### EXTRACT TO READ
****************

Documentation can help a bit. But there are enough different concerns
about the conversion interfaces I'm not sure we can address them all.
> As is, the compiler will complain about the conditional functions:
>
> uint32_t const in(123);
> int32_t out;
> native_to_big(in, out); // Error: ambiguous
>
> The unconditional functions do not provide that benefit because they aren't function templates:
>
> uint32_t const in(123);
> int32_t out;
> reorder(in, out);
>
> _____
> An interesting variation that I've used in the past is a set of cast-style function templates that permit byte swapping one type and returning the result as a different type, after verifying that the resulting value is in range of the target type. Thus,
>
> uint32_t const in(std::numeric_limits<uint32_t>::max());
> int32_t const out(to_host<int32_t>(in)); // throws
>
> TMP allows streamlining the range checks done, of course.
>
> _____
> Another variation I've used is a checked, two-argument function template with each potentially having a different type:
>
> template <class T, class U>
> void
> to_host(T & _result, U _value);
>
> (I always prefer output parameters to be first because their position is consistent and it leaves open the possibility of defaulted parameters in the general case. I'd prefer that in Boost.Endian, but not everyone likes that convention.)
>
> There are two possibilities for dealing with the case when T and U are different. One is that they be required to have the same, supported size and that they are both signed or both unsigned. The other is to do a runtime check that the swapped value is within the range of the target type.
It isn't clear to me that the conversion library is the right place to
do range checks. A major point of using endian conversion functions
rather than endian integers is a need to perform arithmetic and
related operations on native types. Doesn't the same apply to range
checks?
An argument to do range checking on the implicit conversions in the
endian integer types might be stronger, but even there that feels more
like something that should go in a separate checked integer library.
> _____
> I like that the aligned integer types have the longer names because they incur padding and are non-portable.
>
> _____
> The overhead implied by the comments in the "Comment on naming" section of the Endian Integer Types page is an excellent reason for splitting the endian class template into endian_buffer and endian_integer as previously suggested. For C++11, the latter can derive from the former. For C++03, if POD-ness is important, you'll need to duplicate the former's code in the latter, but it's worthwhile.
I'm not sure C++03 POD-ness is critical. AFAIK, the only impact would
be use in unions. So maybe in C++03, endian_buffers but not
endian_integers would be usable in POD's.
One critical issue is improving the documentation, including fully
functional (and tested) examples that demonstrate programming the
common use cases using (1) conversions only, (2) endian_buffers, and
(3) endian_integers.
> ____________________
> ____________________
> What is your evaluation of the implementation?

****************

### INFORMATION GIVEN
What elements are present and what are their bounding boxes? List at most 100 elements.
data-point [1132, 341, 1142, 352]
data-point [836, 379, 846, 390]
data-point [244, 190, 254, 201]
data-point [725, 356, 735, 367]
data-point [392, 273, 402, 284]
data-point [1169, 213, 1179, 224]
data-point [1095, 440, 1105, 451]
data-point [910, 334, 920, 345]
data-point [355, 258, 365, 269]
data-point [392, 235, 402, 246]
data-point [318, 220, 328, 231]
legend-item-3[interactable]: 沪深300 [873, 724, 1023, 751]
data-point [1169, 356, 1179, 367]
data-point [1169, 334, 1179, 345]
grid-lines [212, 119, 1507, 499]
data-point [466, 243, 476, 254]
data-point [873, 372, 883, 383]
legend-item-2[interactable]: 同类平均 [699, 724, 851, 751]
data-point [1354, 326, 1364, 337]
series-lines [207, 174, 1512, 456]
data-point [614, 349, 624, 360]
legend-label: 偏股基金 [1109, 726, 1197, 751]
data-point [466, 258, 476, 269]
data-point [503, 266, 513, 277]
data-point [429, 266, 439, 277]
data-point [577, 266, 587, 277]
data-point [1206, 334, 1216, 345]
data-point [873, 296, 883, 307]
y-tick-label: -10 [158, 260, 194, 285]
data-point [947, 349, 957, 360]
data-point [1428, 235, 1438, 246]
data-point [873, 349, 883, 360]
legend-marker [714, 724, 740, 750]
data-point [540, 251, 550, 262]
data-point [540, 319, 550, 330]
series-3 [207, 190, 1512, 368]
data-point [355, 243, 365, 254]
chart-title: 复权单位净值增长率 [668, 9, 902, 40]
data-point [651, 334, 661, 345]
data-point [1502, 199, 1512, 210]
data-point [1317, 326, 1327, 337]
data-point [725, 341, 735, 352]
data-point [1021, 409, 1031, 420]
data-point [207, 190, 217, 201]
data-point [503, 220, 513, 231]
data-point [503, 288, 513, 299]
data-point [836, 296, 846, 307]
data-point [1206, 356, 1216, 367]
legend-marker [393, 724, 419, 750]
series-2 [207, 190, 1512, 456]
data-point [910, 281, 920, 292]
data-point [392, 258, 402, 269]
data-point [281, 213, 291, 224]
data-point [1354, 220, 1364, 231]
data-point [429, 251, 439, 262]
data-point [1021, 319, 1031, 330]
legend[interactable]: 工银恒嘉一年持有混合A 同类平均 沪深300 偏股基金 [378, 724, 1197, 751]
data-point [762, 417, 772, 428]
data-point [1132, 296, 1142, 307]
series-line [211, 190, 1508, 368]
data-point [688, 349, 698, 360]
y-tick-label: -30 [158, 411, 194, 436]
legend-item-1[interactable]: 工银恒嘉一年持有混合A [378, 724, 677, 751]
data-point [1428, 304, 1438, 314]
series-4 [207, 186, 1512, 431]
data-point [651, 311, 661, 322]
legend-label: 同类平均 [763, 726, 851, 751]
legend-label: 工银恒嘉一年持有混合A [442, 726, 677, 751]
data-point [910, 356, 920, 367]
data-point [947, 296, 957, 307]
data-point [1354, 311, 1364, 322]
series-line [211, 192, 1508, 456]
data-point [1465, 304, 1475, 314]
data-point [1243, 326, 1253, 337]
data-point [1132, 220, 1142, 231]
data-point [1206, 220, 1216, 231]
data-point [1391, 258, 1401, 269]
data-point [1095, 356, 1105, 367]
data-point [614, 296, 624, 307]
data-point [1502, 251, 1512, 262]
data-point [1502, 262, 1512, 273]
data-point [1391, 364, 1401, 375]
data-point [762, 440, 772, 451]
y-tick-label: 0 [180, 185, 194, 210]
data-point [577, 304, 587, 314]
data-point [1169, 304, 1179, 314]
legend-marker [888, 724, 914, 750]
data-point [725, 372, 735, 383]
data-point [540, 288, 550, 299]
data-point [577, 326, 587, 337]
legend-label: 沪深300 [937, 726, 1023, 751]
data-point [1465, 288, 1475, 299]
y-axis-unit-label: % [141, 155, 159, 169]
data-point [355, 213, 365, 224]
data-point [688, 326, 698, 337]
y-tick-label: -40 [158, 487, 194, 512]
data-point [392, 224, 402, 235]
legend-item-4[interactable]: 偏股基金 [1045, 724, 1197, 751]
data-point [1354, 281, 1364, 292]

****************

### TASKS TO PERFORM
a – List the three common use cases that the endian conversion discussion says the documentation examples should demonstrate.
b – Rewrite the rows from the start of the rows through the line containing "chart-title: 复权单位净值增长率 [668, 9, 902, 40]", replacing every "data-point" with "point" and leaving everything else unchanged.

### SOLUTIONS
a –
1. Conversions only
2. endian_buffers
3. endian_integers

b –
What elements are present and what are their bounding boxes? List at most 100 elements.
point [1132, 341, 1142, 352]
point [836, 379, 846, 390]
point [244, 190, 254, 201]
point [725, 356, 735, 367]
point [392, 273, 402, 284]
point [1169, 213, 1179, 224]
point [1095, 440, 1105, 451]
point [910, 334, 920, 345]
point [355, 258, 365, 269]
point [392, 235, 402, 246]
point [318, 220, 328, 231]
legend-item-3[interactable]: 沪深300 [873, 724, 1023, 751]
point [1169, 356, 1179, 367]
point [1169, 334, 1179, 345]
grid-lines [212, 119, 1507, 499]
point [466, 243, 476, 254]
point [873, 372, 883, 383]
legend-item-2[interactable]: 同类平均 [699, 724, 851, 751]
point [1354, 326, 1364, 337]
series-lines [207, 174, 1512, 456]
point [614, 349, 624, 360]
legend-label: 偏股基金 [1109, 726, 1197, 751]
point [466, 258, 476, 269]
point [503, 266, 513, 277]
point [429, 266, 439, 277]
point [577, 266, 587, 277]
point [1206, 334, 1216, 345]
point [873, 296, 883, 307]
y-tick-label: -10 [158, 260, 194, 285]
point [947, 349, 957, 360]
point [1428, 235, 1438, 246]
point [873, 349, 883, 360]
legend-marker [714, 724, 740, 750]
point [540, 251, 550, 262]
point [540, 319, 550, 330]
series-3 [207, 190, 1512, 368]
point [355, 243, 365, 254]
chart-title: 复权单位净值增长率 [668, 9, 902, 40]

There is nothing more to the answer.